Below is a set of records; restate each one word for word.

[Dataset entries]
[start]

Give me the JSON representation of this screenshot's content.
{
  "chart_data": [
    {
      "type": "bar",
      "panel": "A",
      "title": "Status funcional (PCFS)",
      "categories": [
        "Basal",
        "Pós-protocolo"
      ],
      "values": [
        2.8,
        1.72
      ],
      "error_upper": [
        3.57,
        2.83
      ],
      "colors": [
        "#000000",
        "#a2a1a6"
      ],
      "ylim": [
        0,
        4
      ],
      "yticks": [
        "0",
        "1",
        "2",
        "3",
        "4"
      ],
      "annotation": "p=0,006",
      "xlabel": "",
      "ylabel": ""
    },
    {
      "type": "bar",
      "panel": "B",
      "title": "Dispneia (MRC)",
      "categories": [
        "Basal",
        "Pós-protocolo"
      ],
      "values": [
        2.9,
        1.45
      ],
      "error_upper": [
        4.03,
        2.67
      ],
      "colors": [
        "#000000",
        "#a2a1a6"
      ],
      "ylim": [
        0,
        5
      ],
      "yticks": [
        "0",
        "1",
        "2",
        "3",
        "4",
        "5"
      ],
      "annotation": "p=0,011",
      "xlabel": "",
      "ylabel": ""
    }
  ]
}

[end]

§ Output of the task:
Give me the JSON representation of this screenshot's content.
{
  "chart_data": [
    {
      "type": "bar",
      "panel": "A",
      "title": "Status funcional (PCFS)",
      "categories": [
        "Basal",
        "Pós-protocolo"
      ],
      "values": [
        2.8,
        1.72
      ],
      "error_upper": [
        3.57,
        2.83
      ],
      "colors": [
        "#000000",
        "#a2a1a6"
      ],
      "ylim": [
        0,
        4
      ],
      "yticks": [
        "0",
        "1",
        "2",
        "3",
        "4"
      ],
      "annotation": "p=0,006",
      "xlabel": "",
      "ylabel": ""
    },
    {
      "type": "bar",
      "panel": "B",
      "title": "Dispneia (MRC)",
      "categories": [
        "Basal",
        "Pós-protocolo"
      ],
      "values": [
        2.9,
        1.45
      ],
      "error_upper": [
        4.03,
        2.67
      ],
      "colors": [
        "#000000",
        "#a2a1a6"
      ],
      "ylim": [
        0,
        5
      ],
      "yticks": [
        "0",
        "1",
        "2",
        "3",
        "4",
        "5"
      ],
      "annotation": "p=0,011",
      "xlabel": "",
      "ylabel": ""
    }
  ]
}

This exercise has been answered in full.